> Instructions to follow
Extract every line that includes the string "true".

* Start Data records *

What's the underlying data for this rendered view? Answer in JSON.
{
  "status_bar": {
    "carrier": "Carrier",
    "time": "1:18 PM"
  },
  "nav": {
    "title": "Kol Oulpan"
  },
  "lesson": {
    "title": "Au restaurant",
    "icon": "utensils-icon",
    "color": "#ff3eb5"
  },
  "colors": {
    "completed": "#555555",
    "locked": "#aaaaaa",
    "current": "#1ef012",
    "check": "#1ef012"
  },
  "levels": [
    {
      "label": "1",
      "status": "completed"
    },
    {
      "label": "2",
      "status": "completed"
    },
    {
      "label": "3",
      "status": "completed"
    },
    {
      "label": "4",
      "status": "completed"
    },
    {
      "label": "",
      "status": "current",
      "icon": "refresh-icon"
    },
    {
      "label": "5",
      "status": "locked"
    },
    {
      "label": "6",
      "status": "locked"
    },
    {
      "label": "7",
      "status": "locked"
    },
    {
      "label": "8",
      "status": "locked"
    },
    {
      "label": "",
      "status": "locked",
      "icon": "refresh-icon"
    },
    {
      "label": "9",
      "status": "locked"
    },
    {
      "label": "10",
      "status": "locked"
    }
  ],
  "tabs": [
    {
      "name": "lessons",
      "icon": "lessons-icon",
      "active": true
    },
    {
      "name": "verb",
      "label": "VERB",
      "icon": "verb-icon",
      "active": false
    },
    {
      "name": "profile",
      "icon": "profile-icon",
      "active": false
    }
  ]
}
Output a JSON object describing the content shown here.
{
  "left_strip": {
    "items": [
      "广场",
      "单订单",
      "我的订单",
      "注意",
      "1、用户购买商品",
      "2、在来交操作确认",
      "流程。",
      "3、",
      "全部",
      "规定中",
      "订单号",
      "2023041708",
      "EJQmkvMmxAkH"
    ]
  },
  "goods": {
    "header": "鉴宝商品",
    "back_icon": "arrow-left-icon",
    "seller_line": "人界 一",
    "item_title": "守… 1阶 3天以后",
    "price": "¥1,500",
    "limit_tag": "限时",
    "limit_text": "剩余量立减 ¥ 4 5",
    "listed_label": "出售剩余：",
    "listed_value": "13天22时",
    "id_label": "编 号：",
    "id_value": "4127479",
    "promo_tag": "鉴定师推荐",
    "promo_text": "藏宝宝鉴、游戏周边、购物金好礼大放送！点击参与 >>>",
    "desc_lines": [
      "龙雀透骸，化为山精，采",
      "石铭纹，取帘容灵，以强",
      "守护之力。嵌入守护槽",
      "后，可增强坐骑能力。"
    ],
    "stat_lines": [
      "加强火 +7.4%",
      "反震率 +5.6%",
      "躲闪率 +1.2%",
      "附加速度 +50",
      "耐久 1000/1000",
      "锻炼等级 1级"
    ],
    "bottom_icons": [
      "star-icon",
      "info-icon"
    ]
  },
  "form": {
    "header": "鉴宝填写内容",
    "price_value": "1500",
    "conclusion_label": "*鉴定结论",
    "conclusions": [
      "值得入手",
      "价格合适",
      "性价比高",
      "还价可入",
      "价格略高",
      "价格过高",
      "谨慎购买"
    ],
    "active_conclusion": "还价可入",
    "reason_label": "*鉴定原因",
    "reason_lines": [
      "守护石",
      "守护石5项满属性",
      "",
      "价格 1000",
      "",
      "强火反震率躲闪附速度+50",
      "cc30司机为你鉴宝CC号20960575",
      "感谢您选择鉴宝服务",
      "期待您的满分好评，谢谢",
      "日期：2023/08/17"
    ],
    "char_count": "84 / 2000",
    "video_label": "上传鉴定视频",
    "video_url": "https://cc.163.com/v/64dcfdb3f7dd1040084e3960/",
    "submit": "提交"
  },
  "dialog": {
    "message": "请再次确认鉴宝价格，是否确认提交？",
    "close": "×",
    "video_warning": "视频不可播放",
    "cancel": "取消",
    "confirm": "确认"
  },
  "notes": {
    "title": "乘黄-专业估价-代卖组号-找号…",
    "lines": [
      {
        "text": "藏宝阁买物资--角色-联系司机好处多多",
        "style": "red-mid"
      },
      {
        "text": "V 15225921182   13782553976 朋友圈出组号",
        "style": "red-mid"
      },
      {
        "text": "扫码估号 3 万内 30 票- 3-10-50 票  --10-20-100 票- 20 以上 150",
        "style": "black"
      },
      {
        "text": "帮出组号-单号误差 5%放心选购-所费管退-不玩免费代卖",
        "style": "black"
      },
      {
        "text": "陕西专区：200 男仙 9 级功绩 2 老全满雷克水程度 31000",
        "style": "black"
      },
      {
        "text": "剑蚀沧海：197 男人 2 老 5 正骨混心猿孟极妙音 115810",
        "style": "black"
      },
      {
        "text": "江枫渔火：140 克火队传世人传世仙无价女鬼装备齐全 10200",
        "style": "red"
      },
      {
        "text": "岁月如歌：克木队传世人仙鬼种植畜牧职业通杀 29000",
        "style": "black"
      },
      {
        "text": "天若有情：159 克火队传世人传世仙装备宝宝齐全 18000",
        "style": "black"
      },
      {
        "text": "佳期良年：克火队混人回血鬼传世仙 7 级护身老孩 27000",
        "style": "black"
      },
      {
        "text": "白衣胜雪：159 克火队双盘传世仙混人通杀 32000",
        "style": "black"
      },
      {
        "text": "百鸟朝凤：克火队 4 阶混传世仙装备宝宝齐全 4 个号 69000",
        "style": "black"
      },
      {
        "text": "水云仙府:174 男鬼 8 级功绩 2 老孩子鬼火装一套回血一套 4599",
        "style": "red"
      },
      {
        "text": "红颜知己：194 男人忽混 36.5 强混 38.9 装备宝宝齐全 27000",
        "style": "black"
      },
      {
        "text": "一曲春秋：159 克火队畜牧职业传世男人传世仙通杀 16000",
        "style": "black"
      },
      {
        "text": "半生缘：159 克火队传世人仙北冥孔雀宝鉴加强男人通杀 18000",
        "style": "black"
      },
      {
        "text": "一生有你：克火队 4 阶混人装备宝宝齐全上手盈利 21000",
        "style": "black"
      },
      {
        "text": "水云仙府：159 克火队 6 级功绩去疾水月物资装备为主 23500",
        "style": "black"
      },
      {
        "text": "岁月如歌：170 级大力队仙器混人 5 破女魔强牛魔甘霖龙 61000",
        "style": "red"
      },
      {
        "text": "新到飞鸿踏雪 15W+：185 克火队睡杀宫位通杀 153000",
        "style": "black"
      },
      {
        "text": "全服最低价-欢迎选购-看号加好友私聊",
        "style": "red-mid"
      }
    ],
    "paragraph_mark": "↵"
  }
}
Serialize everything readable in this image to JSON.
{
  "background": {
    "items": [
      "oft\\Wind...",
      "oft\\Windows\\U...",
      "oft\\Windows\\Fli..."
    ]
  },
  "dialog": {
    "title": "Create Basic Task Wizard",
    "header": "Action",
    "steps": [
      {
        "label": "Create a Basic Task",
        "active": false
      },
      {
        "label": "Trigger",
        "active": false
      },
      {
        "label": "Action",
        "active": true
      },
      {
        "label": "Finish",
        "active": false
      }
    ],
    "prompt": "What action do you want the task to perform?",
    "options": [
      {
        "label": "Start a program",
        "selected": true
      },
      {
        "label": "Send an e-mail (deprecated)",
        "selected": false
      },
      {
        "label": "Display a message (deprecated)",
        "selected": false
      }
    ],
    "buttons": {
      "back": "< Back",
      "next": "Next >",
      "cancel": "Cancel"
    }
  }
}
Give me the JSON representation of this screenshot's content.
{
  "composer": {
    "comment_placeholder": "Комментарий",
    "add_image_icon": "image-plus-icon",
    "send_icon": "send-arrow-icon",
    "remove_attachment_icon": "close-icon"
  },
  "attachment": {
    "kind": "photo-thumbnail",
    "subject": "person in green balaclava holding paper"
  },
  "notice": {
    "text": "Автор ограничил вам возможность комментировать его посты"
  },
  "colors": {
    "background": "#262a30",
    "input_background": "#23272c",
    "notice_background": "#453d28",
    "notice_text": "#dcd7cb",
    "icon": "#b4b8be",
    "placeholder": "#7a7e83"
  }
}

* End Data records *

> Response
      "active": true
        "active": true
        "selected": true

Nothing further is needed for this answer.